▶ [Your objective] Repeat each line exactly, leaving nothing out.

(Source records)
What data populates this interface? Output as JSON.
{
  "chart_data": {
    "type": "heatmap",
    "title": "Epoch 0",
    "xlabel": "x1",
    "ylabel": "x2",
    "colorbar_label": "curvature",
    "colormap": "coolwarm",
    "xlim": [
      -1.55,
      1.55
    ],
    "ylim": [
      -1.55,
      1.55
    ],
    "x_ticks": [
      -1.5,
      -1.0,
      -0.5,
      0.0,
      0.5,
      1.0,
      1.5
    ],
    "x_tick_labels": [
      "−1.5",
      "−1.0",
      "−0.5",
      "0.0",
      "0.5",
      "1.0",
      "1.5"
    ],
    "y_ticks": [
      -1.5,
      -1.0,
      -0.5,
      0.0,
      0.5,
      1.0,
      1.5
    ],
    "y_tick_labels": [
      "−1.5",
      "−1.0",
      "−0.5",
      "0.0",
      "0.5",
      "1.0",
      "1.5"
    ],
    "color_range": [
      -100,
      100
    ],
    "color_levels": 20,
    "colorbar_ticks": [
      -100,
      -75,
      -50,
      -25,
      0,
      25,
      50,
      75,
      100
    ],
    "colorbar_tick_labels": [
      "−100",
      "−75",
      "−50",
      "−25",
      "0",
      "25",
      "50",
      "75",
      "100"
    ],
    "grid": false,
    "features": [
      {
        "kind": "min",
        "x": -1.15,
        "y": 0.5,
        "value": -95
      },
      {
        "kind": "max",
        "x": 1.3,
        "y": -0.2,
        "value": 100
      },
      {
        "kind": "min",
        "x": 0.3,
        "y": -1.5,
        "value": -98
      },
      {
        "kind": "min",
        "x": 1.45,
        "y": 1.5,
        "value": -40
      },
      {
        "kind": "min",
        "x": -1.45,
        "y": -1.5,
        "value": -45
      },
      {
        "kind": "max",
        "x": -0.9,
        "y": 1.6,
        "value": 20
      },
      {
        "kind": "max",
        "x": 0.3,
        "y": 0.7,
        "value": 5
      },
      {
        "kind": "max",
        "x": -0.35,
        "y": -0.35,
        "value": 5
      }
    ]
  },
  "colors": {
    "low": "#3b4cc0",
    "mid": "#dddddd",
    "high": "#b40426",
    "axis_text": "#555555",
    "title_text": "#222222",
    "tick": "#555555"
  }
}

▶ [Result of this exercise]
What data populates this interface? Output as JSON.
{
  "chart_data": {
    "type": "heatmap",
    "title": "Epoch 0",
    "xlabel": "x1",
    "ylabel": "x2",
    "colorbar_label": "curvature",
    "colormap": "coolwarm",
    "xlim": [
      -1.55,
      1.55
    ],
    "ylim": [
      -1.55,
      1.55
    ],
    "x_ticks": [
      -1.5,
      -1.0,
      -0.5,
      0.0,
      0.5,
      1.0,
      1.5
    ],
    "x_tick_labels": [
      "−1.5",
      "−1.0",
      "−0.5",
      "0.0",
      "0.5",
      "1.0",
      "1.5"
    ],
    "y_ticks": [
      -1.5,
      -1.0,
      -0.5,
      0.0,
      0.5,
      1.0,
      1.5
    ],
    "y_tick_labels": [
      "−1.5",
      "−1.0",
      "−0.5",
      "0.0",
      "0.5",
      "1.0",
      "1.5"
    ],
    "color_range": [
      -100,
      100
    ],
    "color_levels": 20,
    "colorbar_ticks": [
      -100,
      -75,
      -50,
      -25,
      0,
      25,
      50,
      75,
      100
    ],
    "colorbar_tick_labels": [
      "−100",
      "−75",
      "−50",
      "−25",
      "0",
      "25",
      "50",
      "75",
      "100"
    ],
    "grid": false,
    "features": [
      {
        "kind": "min",
        "x": -1.15,
        "y": 0.5,
        "value": -95
      },
      {
        "kind": "max",
        "x": 1.3,
        "y": -0.2,
        "value": 100
      },
      {
        "kind": "min",
        "x": 0.3,
        "y": -1.5,
        "value": -98
      },
      {
        "kind": "min",
        "x": 1.45,
        "y": 1.5,
        "value": -40
      },
      {
        "kind": "min",
        "x": -1.45,
        "y": -1.5,
        "value": -45
      },
      {
        "kind": "max",
        "x": -0.9,
        "y": 1.6,
        "value": 20
      },
      {
        "kind": "max",
        "x": 0.3,
        "y": 0.7,
        "value": 5
      },
      {
        "kind": "max",
        "x": -0.35,
        "y": -0.35,
        "value": 5
      }
    ]
  },
  "colors": {
    "low": "#3b4cc0",
    "mid": "#dddddd",
    "high": "#b40426",
    "axis_text": "#555555",
    "title_text": "#222222",
    "tick": "#555555"
  }
}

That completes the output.